Requirement: Only the pictures are to be left out; set down the rest of the records exactly.

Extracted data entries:
[Begin]

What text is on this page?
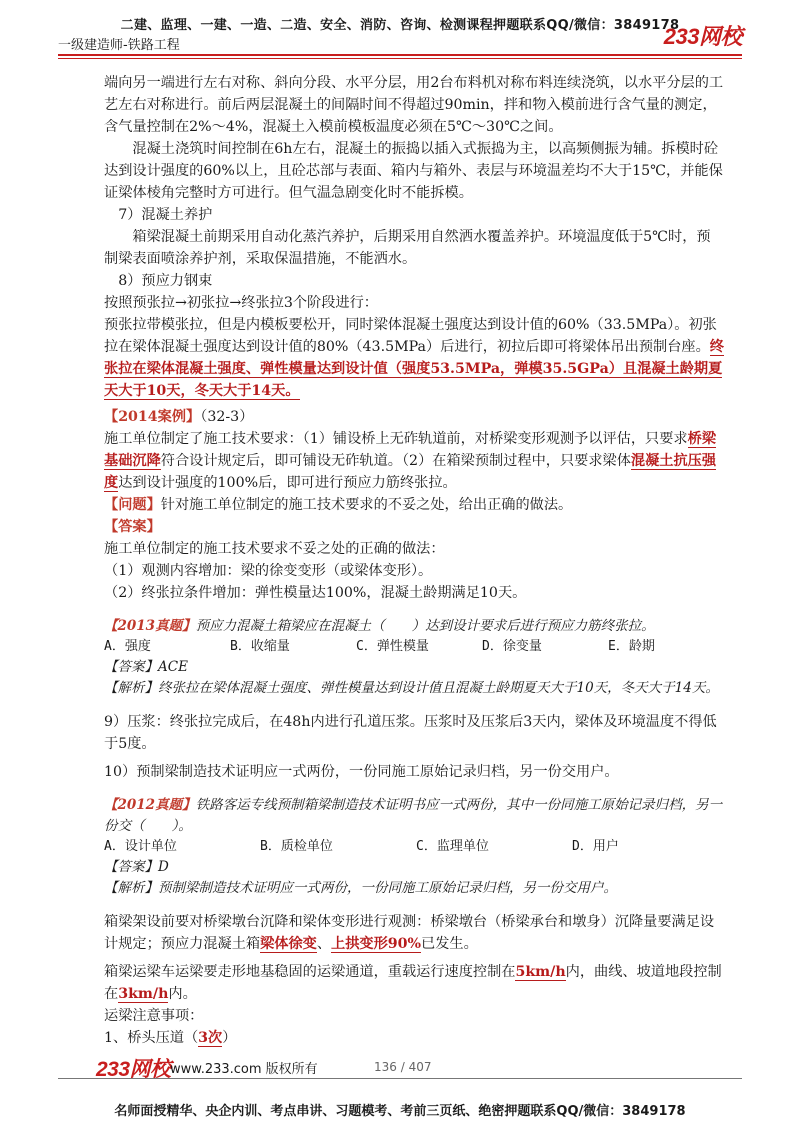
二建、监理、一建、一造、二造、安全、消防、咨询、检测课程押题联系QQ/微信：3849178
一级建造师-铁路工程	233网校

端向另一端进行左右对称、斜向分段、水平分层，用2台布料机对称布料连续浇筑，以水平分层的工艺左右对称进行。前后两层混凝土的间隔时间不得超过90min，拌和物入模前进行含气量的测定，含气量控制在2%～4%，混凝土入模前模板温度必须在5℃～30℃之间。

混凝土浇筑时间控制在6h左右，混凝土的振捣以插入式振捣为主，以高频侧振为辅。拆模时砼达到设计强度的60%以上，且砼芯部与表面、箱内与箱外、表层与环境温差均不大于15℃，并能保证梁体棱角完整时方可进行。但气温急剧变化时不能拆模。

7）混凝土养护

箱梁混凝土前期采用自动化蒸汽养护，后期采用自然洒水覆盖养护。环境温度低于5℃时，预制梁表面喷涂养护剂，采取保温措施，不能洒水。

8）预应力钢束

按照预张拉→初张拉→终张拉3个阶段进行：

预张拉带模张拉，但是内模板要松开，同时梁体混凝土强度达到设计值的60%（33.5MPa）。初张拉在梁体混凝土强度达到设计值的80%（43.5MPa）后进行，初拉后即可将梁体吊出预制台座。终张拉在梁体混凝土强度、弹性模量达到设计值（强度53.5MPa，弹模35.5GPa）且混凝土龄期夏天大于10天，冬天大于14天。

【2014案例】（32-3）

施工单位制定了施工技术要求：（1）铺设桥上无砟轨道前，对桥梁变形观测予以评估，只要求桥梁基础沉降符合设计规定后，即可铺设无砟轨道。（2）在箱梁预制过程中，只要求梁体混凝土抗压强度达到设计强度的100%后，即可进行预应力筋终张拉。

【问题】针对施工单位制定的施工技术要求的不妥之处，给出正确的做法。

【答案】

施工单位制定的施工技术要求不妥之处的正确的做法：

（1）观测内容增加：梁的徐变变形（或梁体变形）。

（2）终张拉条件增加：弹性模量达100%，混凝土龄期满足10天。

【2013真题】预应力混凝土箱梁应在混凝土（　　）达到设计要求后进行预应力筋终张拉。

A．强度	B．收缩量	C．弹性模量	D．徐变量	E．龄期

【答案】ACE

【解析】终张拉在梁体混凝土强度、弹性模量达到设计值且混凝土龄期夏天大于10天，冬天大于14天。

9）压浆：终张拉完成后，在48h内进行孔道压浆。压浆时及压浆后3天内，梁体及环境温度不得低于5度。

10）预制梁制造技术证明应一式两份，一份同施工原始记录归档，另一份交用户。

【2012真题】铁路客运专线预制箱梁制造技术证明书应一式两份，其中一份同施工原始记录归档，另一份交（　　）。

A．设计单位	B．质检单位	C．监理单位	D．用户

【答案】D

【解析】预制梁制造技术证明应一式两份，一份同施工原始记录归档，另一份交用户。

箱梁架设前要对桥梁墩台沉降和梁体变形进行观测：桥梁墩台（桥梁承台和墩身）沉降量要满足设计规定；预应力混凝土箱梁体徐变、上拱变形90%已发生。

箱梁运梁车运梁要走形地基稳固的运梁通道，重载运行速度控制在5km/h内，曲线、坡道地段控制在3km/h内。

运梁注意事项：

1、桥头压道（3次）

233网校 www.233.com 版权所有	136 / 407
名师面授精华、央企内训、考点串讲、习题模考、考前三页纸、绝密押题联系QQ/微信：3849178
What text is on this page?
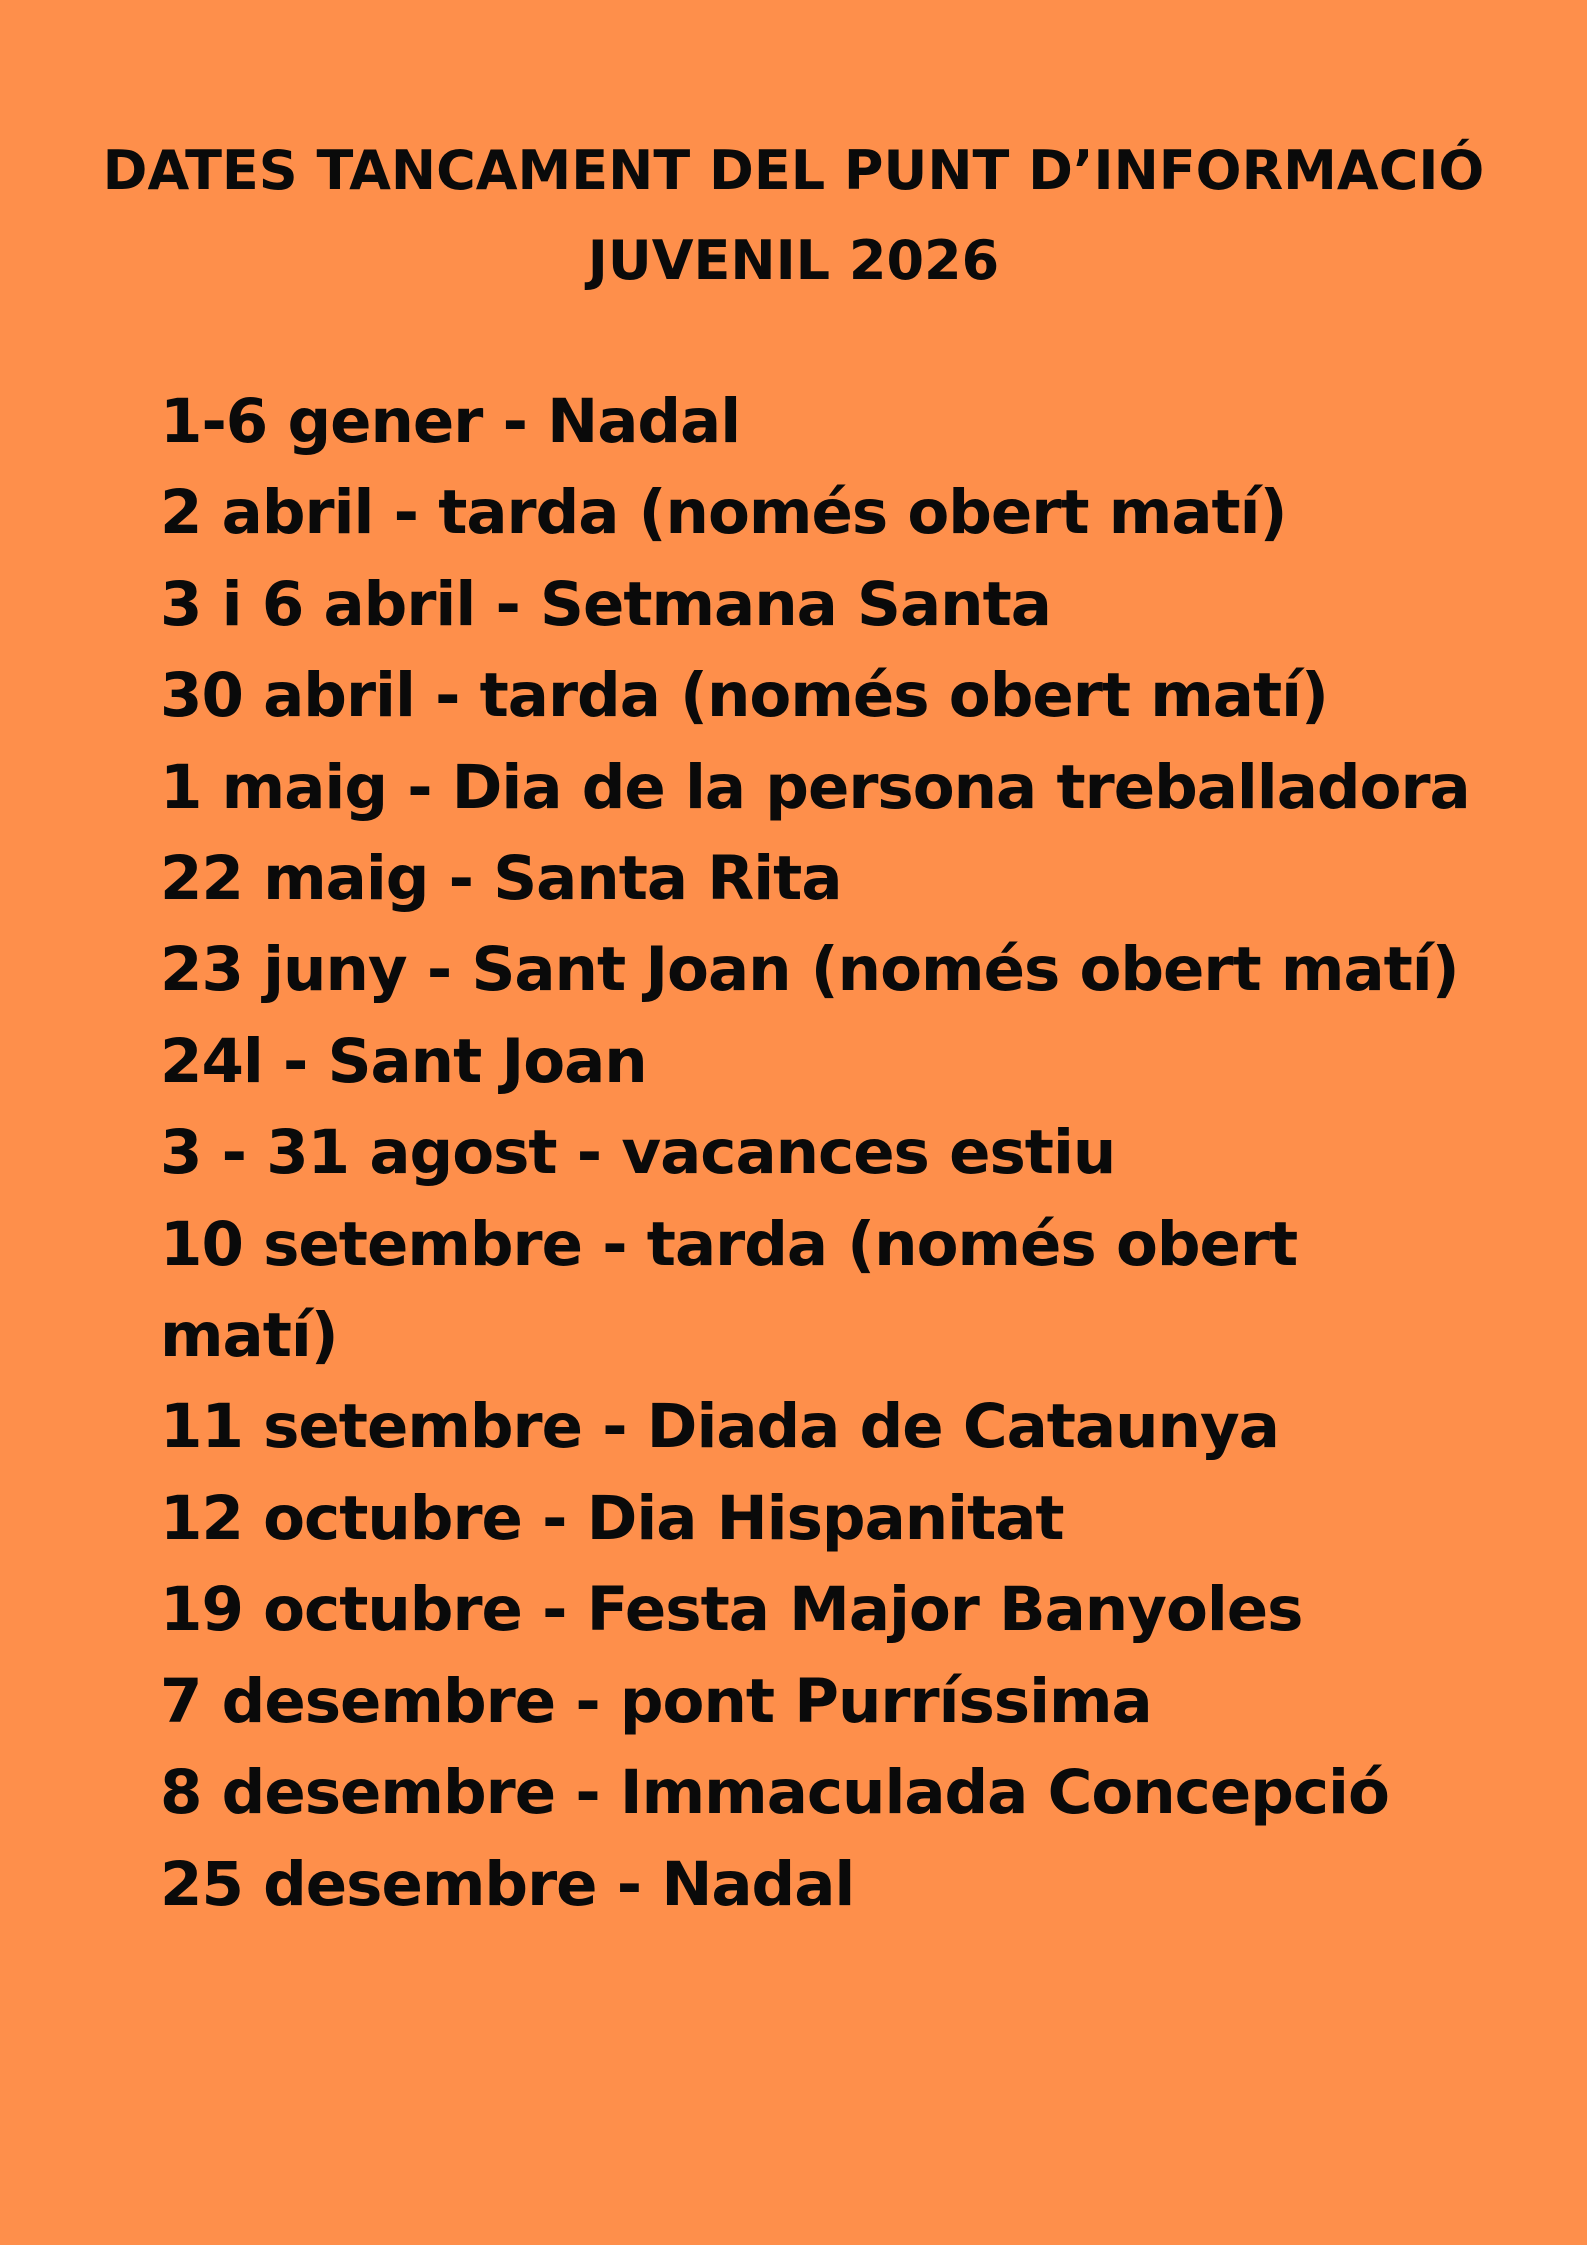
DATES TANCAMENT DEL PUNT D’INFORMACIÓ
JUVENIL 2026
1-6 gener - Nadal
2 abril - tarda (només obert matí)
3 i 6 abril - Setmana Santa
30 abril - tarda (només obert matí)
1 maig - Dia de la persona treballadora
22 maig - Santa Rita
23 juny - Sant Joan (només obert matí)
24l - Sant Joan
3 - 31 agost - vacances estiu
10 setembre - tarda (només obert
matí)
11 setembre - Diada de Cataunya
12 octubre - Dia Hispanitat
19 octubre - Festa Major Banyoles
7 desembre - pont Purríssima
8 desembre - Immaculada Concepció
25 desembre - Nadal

[End]

Task solution:
What text is on this page?
二建、监理、一建、一造、二造、安全、消防、咨询、检测课程押题联系QQ/微信：3849178
一级建造师-铁路工程	233网校

端向另一端进行左右对称、斜向分段、水平分层，用2台布料机对称布料连续浇筑，以水平分层的工艺左右对称进行。前后两层混凝土的间隔时间不得超过90min，拌和物入模前进行含气量的测定，含气量控制在2%～4%，混凝土入模前模板温度必须在5℃～30℃之间。

混凝土浇筑时间控制在6h左右，混凝土的振捣以插入式振捣为主，以高频侧振为辅。拆模时砼达到设计强度的60%以上，且砼芯部与表面、箱内与箱外、表层与环境温差均不大于15℃，并能保证梁体棱角完整时方可进行。但气温急剧变化时不能拆模。

7）混凝土养护

箱梁混凝土前期采用自动化蒸汽养护，后期采用自然洒水覆盖养护。环境温度低于5℃时，预制梁表面喷涂养护剂，采取保温措施，不能洒水。

8）预应力钢束

按照预张拉→初张拉→终张拉3个阶段进行：

预张拉带模张拉，但是内模板要松开，同时梁体混凝土强度达到设计值的60%（33.5MPa）。初张拉在梁体混凝土强度达到设计值的80%（43.5MPa）后进行，初拉后即可将梁体吊出预制台座。终张拉在梁体混凝土强度、弹性模量达到设计值（强度53.5MPa，弹模35.5GPa）且混凝土龄期夏天大于10天，冬天大于14天。

【2014案例】（32-3）

施工单位制定了施工技术要求：（1）铺设桥上无砟轨道前，对桥梁变形观测予以评估，只要求桥梁基础沉降符合设计规定后，即可铺设无砟轨道。（2）在箱梁预制过程中，只要求梁体混凝土抗压强度达到设计强度的100%后，即可进行预应力筋终张拉。

【问题】针对施工单位制定的施工技术要求的不妥之处，给出正确的做法。

【答案】

施工单位制定的施工技术要求不妥之处的正确的做法：

（1）观测内容增加：梁的徐变变形（或梁体变形）。

（2）终张拉条件增加：弹性模量达100%，混凝土龄期满足10天。

【2013真题】预应力混凝土箱梁应在混凝土（　　）达到设计要求后进行预应力筋终张拉。

A．强度	B．收缩量	C．弹性模量	D．徐变量	E．龄期

【答案】ACE

【解析】终张拉在梁体混凝土强度、弹性模量达到设计值且混凝土龄期夏天大于10天，冬天大于14天。

9）压浆：终张拉完成后，在48h内进行孔道压浆。压浆时及压浆后3天内，梁体及环境温度不得低于5度。

10）预制梁制造技术证明应一式两份，一份同施工原始记录归档，另一份交用户。

【2012真题】铁路客运专线预制箱梁制造技术证明书应一式两份，其中一份同施工原始记录归档，另一份交（　　）。

A．设计单位	B．质检单位	C．监理单位	D．用户

【答案】D

【解析】预制梁制造技术证明应一式两份，一份同施工原始记录归档，另一份交用户。

箱梁架设前要对桥梁墩台沉降和梁体变形进行观测：桥梁墩台（桥梁承台和墩身）沉降量要满足设计规定；预应力混凝土箱梁体徐变、上拱变形90%已发生。

箱梁运梁车运梁要走形地基稳固的运梁通道，重载运行速度控制在5km/h内，曲线、坡道地段控制在3km/h内。

运梁注意事项：

1、桥头压道（3次）

233网校 www.233.com 版权所有	136 / 407
名师面授精华、央企内训、考点串讲、习题模考、考前三页纸、绝密押题联系QQ/微信：3849178
What text is on this page?
DATES TANCAMENT DEL PUNT D’INFORMACIÓ
JUVENIL 2026
1-6 gener - Nadal
2 abril - tarda (només obert matí)
3 i 6 abril - Setmana Santa
30 abril - tarda (només obert matí)
1 maig - Dia de la persona treballadora
22 maig - Santa Rita
23 juny - Sant Joan (només obert matí)
24l - Sant Joan
3 - 31 agost - vacances estiu
10 setembre - tarda (només obert
matí)
11 setembre - Diada de Cataunya
12 octubre - Dia Hispanitat
19 octubre - Festa Major Banyoles
7 desembre - pont Purríssima
8 desembre - Immaculada Concepció
25 desembre - Nadal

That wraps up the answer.